Stored data:
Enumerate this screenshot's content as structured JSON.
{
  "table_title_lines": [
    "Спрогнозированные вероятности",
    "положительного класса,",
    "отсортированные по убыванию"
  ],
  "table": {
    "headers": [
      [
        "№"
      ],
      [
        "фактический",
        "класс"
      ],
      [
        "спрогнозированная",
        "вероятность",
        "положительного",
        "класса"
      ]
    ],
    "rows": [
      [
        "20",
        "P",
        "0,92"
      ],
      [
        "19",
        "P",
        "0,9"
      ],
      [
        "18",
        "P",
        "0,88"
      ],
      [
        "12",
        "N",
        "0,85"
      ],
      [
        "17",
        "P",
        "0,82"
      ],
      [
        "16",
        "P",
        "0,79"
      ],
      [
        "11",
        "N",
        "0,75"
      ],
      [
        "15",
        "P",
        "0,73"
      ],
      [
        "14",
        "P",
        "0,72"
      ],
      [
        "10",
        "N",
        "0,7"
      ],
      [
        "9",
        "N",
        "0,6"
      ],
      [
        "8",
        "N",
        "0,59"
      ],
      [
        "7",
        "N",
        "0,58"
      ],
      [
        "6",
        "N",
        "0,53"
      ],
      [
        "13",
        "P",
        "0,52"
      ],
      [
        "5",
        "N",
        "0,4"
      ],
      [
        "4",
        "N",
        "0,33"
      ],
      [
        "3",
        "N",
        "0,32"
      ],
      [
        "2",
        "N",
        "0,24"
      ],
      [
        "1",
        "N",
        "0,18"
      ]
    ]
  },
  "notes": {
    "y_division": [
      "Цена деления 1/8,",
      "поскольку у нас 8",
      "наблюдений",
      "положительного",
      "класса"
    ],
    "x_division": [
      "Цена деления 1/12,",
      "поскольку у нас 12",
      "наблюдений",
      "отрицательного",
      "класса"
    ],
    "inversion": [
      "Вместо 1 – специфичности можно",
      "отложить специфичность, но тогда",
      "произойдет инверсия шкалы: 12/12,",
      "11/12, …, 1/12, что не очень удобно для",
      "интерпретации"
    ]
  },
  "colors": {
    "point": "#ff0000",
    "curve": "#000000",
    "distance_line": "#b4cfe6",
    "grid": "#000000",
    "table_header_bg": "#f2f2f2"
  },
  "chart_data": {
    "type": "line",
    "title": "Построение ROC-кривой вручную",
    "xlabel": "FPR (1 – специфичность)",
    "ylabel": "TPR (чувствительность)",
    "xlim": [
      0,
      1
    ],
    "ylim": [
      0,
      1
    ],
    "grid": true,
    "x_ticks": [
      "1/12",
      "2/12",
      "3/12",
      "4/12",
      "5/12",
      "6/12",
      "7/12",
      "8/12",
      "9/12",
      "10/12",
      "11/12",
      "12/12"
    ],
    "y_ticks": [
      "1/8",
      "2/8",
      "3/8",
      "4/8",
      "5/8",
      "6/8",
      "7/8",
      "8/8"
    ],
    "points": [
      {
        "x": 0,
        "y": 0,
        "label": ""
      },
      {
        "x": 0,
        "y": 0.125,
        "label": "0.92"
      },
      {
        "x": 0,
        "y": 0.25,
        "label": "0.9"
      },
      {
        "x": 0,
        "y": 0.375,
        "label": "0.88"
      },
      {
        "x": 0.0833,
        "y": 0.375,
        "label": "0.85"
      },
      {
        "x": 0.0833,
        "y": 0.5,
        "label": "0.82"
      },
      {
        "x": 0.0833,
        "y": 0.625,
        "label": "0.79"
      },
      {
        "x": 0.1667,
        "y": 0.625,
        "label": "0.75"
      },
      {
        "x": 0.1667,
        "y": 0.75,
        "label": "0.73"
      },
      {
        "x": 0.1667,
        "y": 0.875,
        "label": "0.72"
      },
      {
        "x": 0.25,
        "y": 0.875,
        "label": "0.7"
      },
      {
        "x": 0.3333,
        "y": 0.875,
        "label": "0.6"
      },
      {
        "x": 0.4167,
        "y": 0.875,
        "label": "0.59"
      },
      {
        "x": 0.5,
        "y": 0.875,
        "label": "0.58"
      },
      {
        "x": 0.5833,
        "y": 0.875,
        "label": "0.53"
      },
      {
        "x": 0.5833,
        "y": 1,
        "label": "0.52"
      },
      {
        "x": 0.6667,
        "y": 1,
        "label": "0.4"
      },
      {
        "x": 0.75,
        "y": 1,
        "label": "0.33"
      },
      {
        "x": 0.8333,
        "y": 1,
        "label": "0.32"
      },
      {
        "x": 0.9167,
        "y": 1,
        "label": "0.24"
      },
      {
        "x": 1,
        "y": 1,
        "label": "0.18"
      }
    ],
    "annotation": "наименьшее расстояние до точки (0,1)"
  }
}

Aim:
Repeat the material above in full, exactly as it stands.

The result:
Enumerate this screenshot's content as structured JSON.
{
  "table_title_lines": [
    "Спрогнозированные вероятности",
    "положительного класса,",
    "отсортированные по убыванию"
  ],
  "table": {
    "headers": [
      [
        "№"
      ],
      [
        "фактический",
        "класс"
      ],
      [
        "спрогнозированная",
        "вероятность",
        "положительного",
        "класса"
      ]
    ],
    "rows": [
      [
        "20",
        "P",
        "0,92"
      ],
      [
        "19",
        "P",
        "0,9"
      ],
      [
        "18",
        "P",
        "0,88"
      ],
      [
        "12",
        "N",
        "0,85"
      ],
      [
        "17",
        "P",
        "0,82"
      ],
      [
        "16",
        "P",
        "0,79"
      ],
      [
        "11",
        "N",
        "0,75"
      ],
      [
        "15",
        "P",
        "0,73"
      ],
      [
        "14",
        "P",
        "0,72"
      ],
      [
        "10",
        "N",
        "0,7"
      ],
      [
        "9",
        "N",
        "0,6"
      ],
      [
        "8",
        "N",
        "0,59"
      ],
      [
        "7",
        "N",
        "0,58"
      ],
      [
        "6",
        "N",
        "0,53"
      ],
      [
        "13",
        "P",
        "0,52"
      ],
      [
        "5",
        "N",
        "0,4"
      ],
      [
        "4",
        "N",
        "0,33"
      ],
      [
        "3",
        "N",
        "0,32"
      ],
      [
        "2",
        "N",
        "0,24"
      ],
      [
        "1",
        "N",
        "0,18"
      ]
    ]
  },
  "notes": {
    "y_division": [
      "Цена деления 1/8,",
      "поскольку у нас 8",
      "наблюдений",
      "положительного",
      "класса"
    ],
    "x_division": [
      "Цена деления 1/12,",
      "поскольку у нас 12",
      "наблюдений",
      "отрицательного",
      "класса"
    ],
    "inversion": [
      "Вместо 1 – специфичности можно",
      "отложить специфичность, но тогда",
      "произойдет инверсия шкалы: 12/12,",
      "11/12, …, 1/12, что не очень удобно для",
      "интерпретации"
    ]
  },
  "colors": {
    "point": "#ff0000",
    "curve": "#000000",
    "distance_line": "#b4cfe6",
    "grid": "#000000",
    "table_header_bg": "#f2f2f2"
  },
  "chart_data": {
    "type": "line",
    "title": "Построение ROC-кривой вручную",
    "xlabel": "FPR (1 – специфичность)",
    "ylabel": "TPR (чувствительность)",
    "xlim": [
      0,
      1
    ],
    "ylim": [
      0,
      1
    ],
    "grid": true,
    "x_ticks": [
      "1/12",
      "2/12",
      "3/12",
      "4/12",
      "5/12",
      "6/12",
      "7/12",
      "8/12",
      "9/12",
      "10/12",
      "11/12",
      "12/12"
    ],
    "y_ticks": [
      "1/8",
      "2/8",
      "3/8",
      "4/8",
      "5/8",
      "6/8",
      "7/8",
      "8/8"
    ],
    "points": [
      {
        "x": 0,
        "y": 0,
        "label": ""
      },
      {
        "x": 0,
        "y": 0.125,
        "label": "0.92"
      },
      {
        "x": 0,
        "y": 0.25,
        "label": "0.9"
      },
      {
        "x": 0,
        "y": 0.375,
        "label": "0.88"
      },
      {
        "x": 0.0833,
        "y": 0.375,
        "label": "0.85"
      },
      {
        "x": 0.0833,
        "y": 0.5,
        "label": "0.82"
      },
      {
        "x": 0.0833,
        "y": 0.625,
        "label": "0.79"
      },
      {
        "x": 0.1667,
        "y": 0.625,
        "label": "0.75"
      },
      {
        "x": 0.1667,
        "y": 0.75,
        "label": "0.73"
      },
      {
        "x": 0.1667,
        "y": 0.875,
        "label": "0.72"
      },
      {
        "x": 0.25,
        "y": 0.875,
        "label": "0.7"
      },
      {
        "x": 0.3333,
        "y": 0.875,
        "label": "0.6"
      },
      {
        "x": 0.4167,
        "y": 0.875,
        "label": "0.59"
      },
      {
        "x": 0.5,
        "y": 0.875,
        "label": "0.58"
      },
      {
        "x": 0.5833,
        "y": 0.875,
        "label": "0.53"
      },
      {
        "x": 0.5833,
        "y": 1,
        "label": "0.52"
      },
      {
        "x": 0.6667,
        "y": 1,
        "label": "0.4"
      },
      {
        "x": 0.75,
        "y": 1,
        "label": "0.33"
      },
      {
        "x": 0.8333,
        "y": 1,
        "label": "0.32"
      },
      {
        "x": 0.9167,
        "y": 1,
        "label": "0.24"
      },
      {
        "x": 1,
        "y": 1,
        "label": "0.18"
      }
    ],
    "annotation": "наименьшее расстояние до точки (0,1)"
  }
}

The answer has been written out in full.